Write out all of the following rows without changing a single character.

((

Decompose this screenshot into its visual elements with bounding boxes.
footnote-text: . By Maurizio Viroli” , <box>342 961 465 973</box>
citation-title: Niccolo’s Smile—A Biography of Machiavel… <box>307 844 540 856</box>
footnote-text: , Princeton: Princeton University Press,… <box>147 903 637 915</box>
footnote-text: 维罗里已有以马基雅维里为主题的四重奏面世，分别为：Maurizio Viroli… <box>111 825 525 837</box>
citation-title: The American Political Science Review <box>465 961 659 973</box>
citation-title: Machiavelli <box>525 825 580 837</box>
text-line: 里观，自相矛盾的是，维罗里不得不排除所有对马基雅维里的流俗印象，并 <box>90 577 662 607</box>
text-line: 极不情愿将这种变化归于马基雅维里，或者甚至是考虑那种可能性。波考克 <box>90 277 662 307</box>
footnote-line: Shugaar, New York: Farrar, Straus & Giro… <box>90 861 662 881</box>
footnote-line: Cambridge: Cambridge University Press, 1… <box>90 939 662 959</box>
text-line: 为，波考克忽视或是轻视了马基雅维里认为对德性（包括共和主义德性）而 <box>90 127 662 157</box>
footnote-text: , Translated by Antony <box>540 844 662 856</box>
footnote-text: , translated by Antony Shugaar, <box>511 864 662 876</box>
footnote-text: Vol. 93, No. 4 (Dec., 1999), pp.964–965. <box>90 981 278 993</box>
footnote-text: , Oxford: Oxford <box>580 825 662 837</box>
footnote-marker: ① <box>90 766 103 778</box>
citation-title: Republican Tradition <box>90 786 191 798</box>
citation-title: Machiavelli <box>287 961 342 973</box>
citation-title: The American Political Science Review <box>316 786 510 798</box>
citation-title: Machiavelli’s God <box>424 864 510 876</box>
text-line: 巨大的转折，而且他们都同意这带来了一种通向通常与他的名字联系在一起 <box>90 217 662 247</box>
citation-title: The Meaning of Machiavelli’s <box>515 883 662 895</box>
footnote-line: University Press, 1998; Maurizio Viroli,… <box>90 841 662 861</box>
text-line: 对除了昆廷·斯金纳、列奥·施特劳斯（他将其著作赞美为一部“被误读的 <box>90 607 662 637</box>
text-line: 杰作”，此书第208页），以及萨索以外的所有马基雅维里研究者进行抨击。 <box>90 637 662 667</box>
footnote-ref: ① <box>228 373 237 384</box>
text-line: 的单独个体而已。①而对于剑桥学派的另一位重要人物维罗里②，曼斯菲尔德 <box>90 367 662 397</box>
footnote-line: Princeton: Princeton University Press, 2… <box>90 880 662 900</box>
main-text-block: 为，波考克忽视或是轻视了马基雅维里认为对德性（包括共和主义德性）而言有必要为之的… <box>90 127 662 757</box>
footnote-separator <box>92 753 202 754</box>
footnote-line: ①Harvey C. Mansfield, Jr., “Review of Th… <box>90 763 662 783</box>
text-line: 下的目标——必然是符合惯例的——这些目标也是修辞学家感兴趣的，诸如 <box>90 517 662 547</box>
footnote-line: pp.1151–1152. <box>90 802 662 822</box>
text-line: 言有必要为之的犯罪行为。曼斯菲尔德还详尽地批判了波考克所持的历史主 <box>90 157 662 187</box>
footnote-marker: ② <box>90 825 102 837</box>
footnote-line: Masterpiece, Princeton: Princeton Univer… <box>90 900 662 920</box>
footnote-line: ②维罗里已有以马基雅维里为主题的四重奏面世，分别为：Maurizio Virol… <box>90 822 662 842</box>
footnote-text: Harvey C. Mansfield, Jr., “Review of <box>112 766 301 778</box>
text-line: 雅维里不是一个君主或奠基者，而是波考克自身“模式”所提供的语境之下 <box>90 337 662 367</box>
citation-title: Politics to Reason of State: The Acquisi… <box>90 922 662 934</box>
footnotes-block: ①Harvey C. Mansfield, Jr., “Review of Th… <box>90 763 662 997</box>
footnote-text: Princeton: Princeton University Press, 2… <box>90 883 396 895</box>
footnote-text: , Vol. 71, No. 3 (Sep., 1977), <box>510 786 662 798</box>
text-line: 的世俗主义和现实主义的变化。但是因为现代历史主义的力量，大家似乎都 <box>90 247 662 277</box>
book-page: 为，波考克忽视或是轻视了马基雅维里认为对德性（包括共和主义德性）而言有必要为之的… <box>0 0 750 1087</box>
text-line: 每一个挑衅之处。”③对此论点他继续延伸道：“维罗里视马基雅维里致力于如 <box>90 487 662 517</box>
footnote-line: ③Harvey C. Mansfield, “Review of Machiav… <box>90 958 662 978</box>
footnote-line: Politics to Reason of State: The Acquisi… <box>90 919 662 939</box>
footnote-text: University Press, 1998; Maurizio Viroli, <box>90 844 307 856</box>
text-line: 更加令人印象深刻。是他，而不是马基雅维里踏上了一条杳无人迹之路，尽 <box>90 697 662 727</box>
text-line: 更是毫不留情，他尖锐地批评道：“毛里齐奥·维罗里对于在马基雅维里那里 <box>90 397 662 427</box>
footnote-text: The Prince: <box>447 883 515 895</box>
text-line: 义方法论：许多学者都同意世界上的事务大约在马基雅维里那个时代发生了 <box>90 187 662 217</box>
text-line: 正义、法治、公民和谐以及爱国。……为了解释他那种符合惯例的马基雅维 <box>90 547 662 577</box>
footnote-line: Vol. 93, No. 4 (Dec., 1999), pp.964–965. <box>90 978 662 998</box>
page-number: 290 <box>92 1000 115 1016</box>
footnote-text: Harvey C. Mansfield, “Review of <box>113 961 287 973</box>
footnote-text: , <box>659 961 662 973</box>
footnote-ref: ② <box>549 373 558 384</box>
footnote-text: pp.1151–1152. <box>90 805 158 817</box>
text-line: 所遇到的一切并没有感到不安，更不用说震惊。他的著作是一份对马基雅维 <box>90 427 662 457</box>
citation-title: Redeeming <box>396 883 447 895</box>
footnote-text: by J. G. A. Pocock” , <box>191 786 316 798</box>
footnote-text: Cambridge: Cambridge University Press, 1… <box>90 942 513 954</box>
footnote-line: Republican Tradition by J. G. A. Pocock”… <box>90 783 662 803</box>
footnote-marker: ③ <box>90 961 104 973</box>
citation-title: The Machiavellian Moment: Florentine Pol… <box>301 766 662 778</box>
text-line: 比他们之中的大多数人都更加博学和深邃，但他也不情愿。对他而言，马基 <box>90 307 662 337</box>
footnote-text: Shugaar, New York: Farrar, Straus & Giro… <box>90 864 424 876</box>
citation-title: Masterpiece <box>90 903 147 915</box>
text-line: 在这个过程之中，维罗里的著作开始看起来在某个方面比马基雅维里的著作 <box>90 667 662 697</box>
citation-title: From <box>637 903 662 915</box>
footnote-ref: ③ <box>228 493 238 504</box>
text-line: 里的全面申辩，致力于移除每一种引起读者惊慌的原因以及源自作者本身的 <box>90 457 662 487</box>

))

▸ Solution to the exercise
Decompose this screenshot into its visual elements with bounding boxes.
footnote-text: . By Maurizio Viroli” , <box>342 961 465 973</box>
citation-title: Niccolo’s Smile—A Biography of Machiavel… <box>307 844 540 856</box>
footnote-text: , Princeton: Princeton University Press,… <box>147 903 637 915</box>
footnote-text: 维罗里已有以马基雅维里为主题的四重奏面世，分别为：Maurizio Viroli… <box>111 825 525 837</box>
citation-title: The American Political Science Review <box>465 961 659 973</box>
citation-title: Machiavelli <box>525 825 580 837</box>
text-line: 里观，自相矛盾的是，维罗里不得不排除所有对马基雅维里的流俗印象，并 <box>90 577 662 607</box>
text-line: 极不情愿将这种变化归于马基雅维里，或者甚至是考虑那种可能性。波考克 <box>90 277 662 307</box>
footnote-line: Shugaar, New York: Farrar, Straus & Giro… <box>90 861 662 881</box>
footnote-line: Cambridge: Cambridge University Press, 1… <box>90 939 662 959</box>
text-line: 为，波考克忽视或是轻视了马基雅维里认为对德性（包括共和主义德性）而 <box>90 127 662 157</box>
footnote-text: , Translated by Antony <box>540 844 662 856</box>
footnote-text: , translated by Antony Shugaar, <box>511 864 662 876</box>
footnote-text: Vol. 93, No. 4 (Dec., 1999), pp.964–965. <box>90 981 278 993</box>
footnote-text: , Oxford: Oxford <box>580 825 662 837</box>
footnote-marker: ① <box>90 766 103 778</box>
citation-title: Republican Tradition <box>90 786 191 798</box>
citation-title: Machiavelli <box>287 961 342 973</box>
citation-title: The American Political Science Review <box>316 786 510 798</box>
citation-title: Machiavelli’s God <box>424 864 510 876</box>
text-line: 巨大的转折，而且他们都同意这带来了一种通向通常与他的名字联系在一起 <box>90 217 662 247</box>
citation-title: The Meaning of Machiavelli’s <box>515 883 662 895</box>
footnote-line: University Press, 1998; Maurizio Viroli,… <box>90 841 662 861</box>
text-line: 对除了昆廷·斯金纳、列奥·施特劳斯（他将其著作赞美为一部“被误读的 <box>90 607 662 637</box>
text-line: 杰作”，此书第208页），以及萨索以外的所有马基雅维里研究者进行抨击。 <box>90 637 662 667</box>
footnote-ref: ① <box>228 373 237 384</box>
text-line: 的单独个体而已。①而对于剑桥学派的另一位重要人物维罗里②，曼斯菲尔德 <box>90 367 662 397</box>
footnote-line: Princeton: Princeton University Press, 2… <box>90 880 662 900</box>
main-text-block: 为，波考克忽视或是轻视了马基雅维里认为对德性（包括共和主义德性）而言有必要为之的… <box>90 127 662 757</box>
footnote-separator <box>92 753 202 754</box>
footnote-line: ①Harvey C. Mansfield, Jr., “Review of Th… <box>90 763 662 783</box>
text-line: 下的目标——必然是符合惯例的——这些目标也是修辞学家感兴趣的，诸如 <box>90 517 662 547</box>
footnote-line: pp.1151–1152. <box>90 802 662 822</box>
text-line: 言有必要为之的犯罪行为。曼斯菲尔德还详尽地批判了波考克所持的历史主 <box>90 157 662 187</box>
footnote-marker: ② <box>90 825 102 837</box>
footnote-line: Masterpiece, Princeton: Princeton Univer… <box>90 900 662 920</box>
footnote-line: ②维罗里已有以马基雅维里为主题的四重奏面世，分别为：Maurizio Virol… <box>90 822 662 842</box>
footnote-text: Harvey C. Mansfield, Jr., “Review of <box>112 766 301 778</box>
text-line: 雅维里不是一个君主或奠基者，而是波考克自身“模式”所提供的语境之下 <box>90 337 662 367</box>
citation-title: Politics to Reason of State: The Acquisi… <box>90 922 662 934</box>
footnotes-block: ①Harvey C. Mansfield, Jr., “Review of Th… <box>90 763 662 997</box>
footnote-text: Princeton: Princeton University Press, 2… <box>90 883 396 895</box>
footnote-text: , Vol. 71, No. 3 (Sep., 1977), <box>510 786 662 798</box>
text-line: 的世俗主义和现实主义的变化。但是因为现代历史主义的力量，大家似乎都 <box>90 247 662 277</box>
book-page: 为，波考克忽视或是轻视了马基雅维里认为对德性（包括共和主义德性）而言有必要为之的… <box>0 0 750 1087</box>
text-line: 每一个挑衅之处。”③对此论点他继续延伸道：“维罗里视马基雅维里致力于如 <box>90 487 662 517</box>
footnote-line: ③Harvey C. Mansfield, “Review of Machiav… <box>90 958 662 978</box>
footnote-line: Politics to Reason of State: The Acquisi… <box>90 919 662 939</box>
footnote-text: University Press, 1998; Maurizio Viroli, <box>90 844 307 856</box>
text-line: 更加令人印象深刻。是他，而不是马基雅维里踏上了一条杳无人迹之路，尽 <box>90 697 662 727</box>
text-line: 更是毫不留情，他尖锐地批评道：“毛里齐奥·维罗里对于在马基雅维里那里 <box>90 397 662 427</box>
footnote-text: The Prince: <box>447 883 515 895</box>
text-line: 义方法论：许多学者都同意世界上的事务大约在马基雅维里那个时代发生了 <box>90 187 662 217</box>
text-line: 正义、法治、公民和谐以及爱国。……为了解释他那种符合惯例的马基雅维 <box>90 547 662 577</box>
footnote-line: Vol. 93, No. 4 (Dec., 1999), pp.964–965. <box>90 978 662 998</box>
page-number: 290 <box>92 1000 115 1016</box>
footnote-text: Harvey C. Mansfield, “Review of <box>113 961 287 973</box>
footnote-text: , <box>659 961 662 973</box>
footnote-ref: ② <box>549 373 558 384</box>
footnote-text: pp.1151–1152. <box>90 805 158 817</box>
text-line: 所遇到的一切并没有感到不安，更不用说震惊。他的著作是一份对马基雅维 <box>90 427 662 457</box>
citation-title: Redeeming <box>396 883 447 895</box>
footnote-text: by J. G. A. Pocock” , <box>191 786 316 798</box>
footnote-text: Cambridge: Cambridge University Press, 1… <box>90 942 513 954</box>
footnote-line: Republican Tradition by J. G. A. Pocock”… <box>90 783 662 803</box>
footnote-marker: ③ <box>90 961 104 973</box>
citation-title: The Machiavellian Moment: Florentine Pol… <box>301 766 662 778</box>
text-line: 比他们之中的大多数人都更加博学和深邃，但他也不情愿。对他而言，马基 <box>90 307 662 337</box>
footnote-text: Shugaar, New York: Farrar, Straus & Giro… <box>90 864 424 876</box>
citation-title: Masterpiece <box>90 903 147 915</box>
text-line: 在这个过程之中，维罗里的著作开始看起来在某个方面比马基雅维里的著作 <box>90 667 662 697</box>
citation-title: From <box>637 903 662 915</box>
footnote-ref: ③ <box>228 493 238 504</box>
text-line: 里的全面申辩，致力于移除每一种引起读者惊慌的原因以及源自作者本身的 <box>90 457 662 487</box>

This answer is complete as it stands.